- WHAT IS BEING ASKED: Reproduce everything from the start of the records down to the line containing "1004, 745, 1052]", putting "capture" in place of "screenshot" and leaving all else unchanged. Give only those lines.

[start of DATA FOR THIS TASK]

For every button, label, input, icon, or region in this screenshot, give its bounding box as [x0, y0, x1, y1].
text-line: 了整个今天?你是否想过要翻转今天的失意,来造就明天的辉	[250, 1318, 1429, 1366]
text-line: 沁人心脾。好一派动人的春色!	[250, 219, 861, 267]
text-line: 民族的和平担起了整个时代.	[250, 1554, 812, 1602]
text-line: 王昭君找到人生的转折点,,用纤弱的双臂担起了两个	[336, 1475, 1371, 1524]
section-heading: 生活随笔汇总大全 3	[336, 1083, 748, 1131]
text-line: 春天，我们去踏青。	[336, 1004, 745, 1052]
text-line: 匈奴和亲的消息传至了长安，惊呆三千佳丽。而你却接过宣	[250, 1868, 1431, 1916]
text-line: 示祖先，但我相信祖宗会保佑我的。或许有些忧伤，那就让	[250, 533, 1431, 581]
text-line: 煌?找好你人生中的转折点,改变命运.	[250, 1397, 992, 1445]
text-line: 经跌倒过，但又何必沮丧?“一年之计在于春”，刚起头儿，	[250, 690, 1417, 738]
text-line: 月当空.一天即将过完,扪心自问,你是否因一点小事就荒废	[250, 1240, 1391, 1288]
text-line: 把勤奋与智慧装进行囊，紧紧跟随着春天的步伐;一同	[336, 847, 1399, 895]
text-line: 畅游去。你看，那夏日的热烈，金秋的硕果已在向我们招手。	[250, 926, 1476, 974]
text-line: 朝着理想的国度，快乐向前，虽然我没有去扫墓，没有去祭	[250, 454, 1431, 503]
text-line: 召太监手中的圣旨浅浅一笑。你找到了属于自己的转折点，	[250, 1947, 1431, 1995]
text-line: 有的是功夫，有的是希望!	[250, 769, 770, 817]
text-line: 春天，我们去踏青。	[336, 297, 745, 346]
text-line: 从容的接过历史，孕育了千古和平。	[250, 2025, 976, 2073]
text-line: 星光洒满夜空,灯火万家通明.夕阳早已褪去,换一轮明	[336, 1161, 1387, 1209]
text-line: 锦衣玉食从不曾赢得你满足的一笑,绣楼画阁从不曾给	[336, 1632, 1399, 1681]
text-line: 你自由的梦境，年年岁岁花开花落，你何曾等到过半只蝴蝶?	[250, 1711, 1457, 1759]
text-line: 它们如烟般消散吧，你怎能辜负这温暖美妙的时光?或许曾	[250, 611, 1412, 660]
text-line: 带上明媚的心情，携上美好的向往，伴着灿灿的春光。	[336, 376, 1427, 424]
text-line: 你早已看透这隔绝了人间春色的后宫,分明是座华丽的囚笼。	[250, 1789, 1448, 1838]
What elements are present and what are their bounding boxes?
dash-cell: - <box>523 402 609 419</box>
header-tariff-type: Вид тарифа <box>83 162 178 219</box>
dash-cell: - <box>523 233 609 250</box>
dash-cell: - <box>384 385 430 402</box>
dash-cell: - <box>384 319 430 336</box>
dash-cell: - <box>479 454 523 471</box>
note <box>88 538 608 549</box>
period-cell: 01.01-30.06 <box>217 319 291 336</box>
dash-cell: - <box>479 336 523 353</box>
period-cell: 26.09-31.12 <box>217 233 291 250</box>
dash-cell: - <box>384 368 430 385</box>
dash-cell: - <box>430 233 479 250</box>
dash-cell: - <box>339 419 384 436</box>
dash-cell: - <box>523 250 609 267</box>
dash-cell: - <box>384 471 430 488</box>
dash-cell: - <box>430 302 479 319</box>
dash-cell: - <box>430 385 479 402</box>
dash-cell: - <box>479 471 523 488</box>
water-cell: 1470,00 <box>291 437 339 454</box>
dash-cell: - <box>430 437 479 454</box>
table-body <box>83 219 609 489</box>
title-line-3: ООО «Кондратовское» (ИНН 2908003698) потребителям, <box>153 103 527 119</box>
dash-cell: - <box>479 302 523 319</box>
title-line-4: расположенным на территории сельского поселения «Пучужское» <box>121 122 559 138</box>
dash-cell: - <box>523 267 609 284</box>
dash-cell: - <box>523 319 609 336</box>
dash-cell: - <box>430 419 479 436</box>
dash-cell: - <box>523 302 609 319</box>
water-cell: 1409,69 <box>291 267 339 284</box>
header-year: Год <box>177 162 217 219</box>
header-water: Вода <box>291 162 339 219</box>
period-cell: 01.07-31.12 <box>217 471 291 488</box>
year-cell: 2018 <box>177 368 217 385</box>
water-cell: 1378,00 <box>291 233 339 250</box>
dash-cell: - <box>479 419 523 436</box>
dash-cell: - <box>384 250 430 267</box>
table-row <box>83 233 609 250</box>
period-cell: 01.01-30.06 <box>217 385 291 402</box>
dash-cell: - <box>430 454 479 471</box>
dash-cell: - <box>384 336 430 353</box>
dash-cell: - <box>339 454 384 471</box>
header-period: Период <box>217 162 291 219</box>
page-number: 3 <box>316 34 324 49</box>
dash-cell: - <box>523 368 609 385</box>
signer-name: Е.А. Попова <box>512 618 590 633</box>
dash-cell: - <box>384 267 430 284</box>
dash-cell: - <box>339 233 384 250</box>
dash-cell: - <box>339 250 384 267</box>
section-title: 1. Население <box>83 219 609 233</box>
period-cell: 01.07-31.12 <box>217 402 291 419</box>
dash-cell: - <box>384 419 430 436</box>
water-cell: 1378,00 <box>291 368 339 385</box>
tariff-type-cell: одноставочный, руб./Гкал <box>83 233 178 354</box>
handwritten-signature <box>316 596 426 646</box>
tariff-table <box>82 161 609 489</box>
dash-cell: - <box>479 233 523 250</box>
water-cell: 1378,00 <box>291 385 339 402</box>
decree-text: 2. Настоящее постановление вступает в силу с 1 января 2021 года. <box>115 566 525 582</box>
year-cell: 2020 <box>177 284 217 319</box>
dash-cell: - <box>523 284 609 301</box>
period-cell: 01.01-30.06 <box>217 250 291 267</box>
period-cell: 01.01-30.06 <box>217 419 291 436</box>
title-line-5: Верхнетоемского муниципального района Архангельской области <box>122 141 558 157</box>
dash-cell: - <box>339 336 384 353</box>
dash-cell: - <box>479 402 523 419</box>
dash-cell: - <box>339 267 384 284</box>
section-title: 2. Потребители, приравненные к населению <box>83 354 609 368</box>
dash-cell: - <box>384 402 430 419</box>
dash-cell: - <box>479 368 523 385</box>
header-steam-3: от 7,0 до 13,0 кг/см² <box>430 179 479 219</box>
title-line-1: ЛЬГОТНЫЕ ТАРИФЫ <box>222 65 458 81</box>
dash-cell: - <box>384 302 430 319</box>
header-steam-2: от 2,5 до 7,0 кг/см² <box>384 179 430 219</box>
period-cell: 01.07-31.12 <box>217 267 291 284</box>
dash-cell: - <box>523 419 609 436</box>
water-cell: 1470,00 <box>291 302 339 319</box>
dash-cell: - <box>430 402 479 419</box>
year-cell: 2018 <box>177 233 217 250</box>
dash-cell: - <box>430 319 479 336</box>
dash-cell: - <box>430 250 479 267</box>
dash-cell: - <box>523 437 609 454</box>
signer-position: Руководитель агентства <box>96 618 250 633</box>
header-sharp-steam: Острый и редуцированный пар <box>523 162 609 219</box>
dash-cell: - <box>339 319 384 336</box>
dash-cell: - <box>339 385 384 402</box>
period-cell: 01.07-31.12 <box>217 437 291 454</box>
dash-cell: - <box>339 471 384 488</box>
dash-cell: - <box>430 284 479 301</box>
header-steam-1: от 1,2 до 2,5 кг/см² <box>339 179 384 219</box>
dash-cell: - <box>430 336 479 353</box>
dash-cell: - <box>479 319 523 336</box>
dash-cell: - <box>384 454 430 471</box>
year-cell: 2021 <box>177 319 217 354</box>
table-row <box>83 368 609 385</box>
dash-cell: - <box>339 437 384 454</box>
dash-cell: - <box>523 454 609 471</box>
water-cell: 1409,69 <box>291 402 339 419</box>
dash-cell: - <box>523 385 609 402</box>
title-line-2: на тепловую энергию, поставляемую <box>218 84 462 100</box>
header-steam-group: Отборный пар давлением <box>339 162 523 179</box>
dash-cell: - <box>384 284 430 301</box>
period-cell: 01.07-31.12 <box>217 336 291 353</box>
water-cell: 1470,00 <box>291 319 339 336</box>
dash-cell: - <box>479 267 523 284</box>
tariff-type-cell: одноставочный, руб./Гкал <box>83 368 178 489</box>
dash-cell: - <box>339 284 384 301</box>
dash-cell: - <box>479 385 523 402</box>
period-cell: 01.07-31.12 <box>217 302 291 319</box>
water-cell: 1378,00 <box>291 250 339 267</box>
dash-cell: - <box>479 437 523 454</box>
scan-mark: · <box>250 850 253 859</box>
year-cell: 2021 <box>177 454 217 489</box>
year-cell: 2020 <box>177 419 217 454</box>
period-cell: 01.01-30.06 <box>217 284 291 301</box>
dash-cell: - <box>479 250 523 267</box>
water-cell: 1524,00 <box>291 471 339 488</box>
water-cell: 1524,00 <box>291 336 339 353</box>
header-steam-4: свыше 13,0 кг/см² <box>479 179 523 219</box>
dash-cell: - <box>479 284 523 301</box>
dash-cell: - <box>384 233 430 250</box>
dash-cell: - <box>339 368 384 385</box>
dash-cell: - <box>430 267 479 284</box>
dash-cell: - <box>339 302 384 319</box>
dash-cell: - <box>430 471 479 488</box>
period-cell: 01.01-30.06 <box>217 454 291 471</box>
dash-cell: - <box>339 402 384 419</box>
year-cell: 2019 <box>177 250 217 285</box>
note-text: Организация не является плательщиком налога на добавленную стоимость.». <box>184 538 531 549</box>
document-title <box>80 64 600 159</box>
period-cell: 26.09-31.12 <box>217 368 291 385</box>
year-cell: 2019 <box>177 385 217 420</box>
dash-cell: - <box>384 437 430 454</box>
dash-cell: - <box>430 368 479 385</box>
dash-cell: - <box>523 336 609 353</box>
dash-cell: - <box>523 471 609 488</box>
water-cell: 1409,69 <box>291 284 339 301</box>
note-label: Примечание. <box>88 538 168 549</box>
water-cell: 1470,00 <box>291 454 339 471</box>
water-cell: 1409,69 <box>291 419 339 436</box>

[end of DATA FOR THIS TASK]

- WORKED SOLUTION:
For every button, label, input, icon, or region in this capture, give its bounding box as [x0, y0, x1, y1].
text-line: 了整个今天?你是否想过要翻转今天的失意,来造就明天的辉	[250, 1318, 1429, 1366]
text-line: 沁人心脾。好一派动人的春色!	[250, 219, 861, 267]
text-line: 民族的和平担起了整个时代.	[250, 1554, 812, 1602]
text-line: 王昭君找到人生的转折点,,用纤弱的双臂担起了两个	[336, 1475, 1371, 1524]
section-heading: 生活随笔汇总大全 3	[336, 1083, 748, 1131]
text-line: 春天，我们去踏青。	[336, 1004, 745, 1052]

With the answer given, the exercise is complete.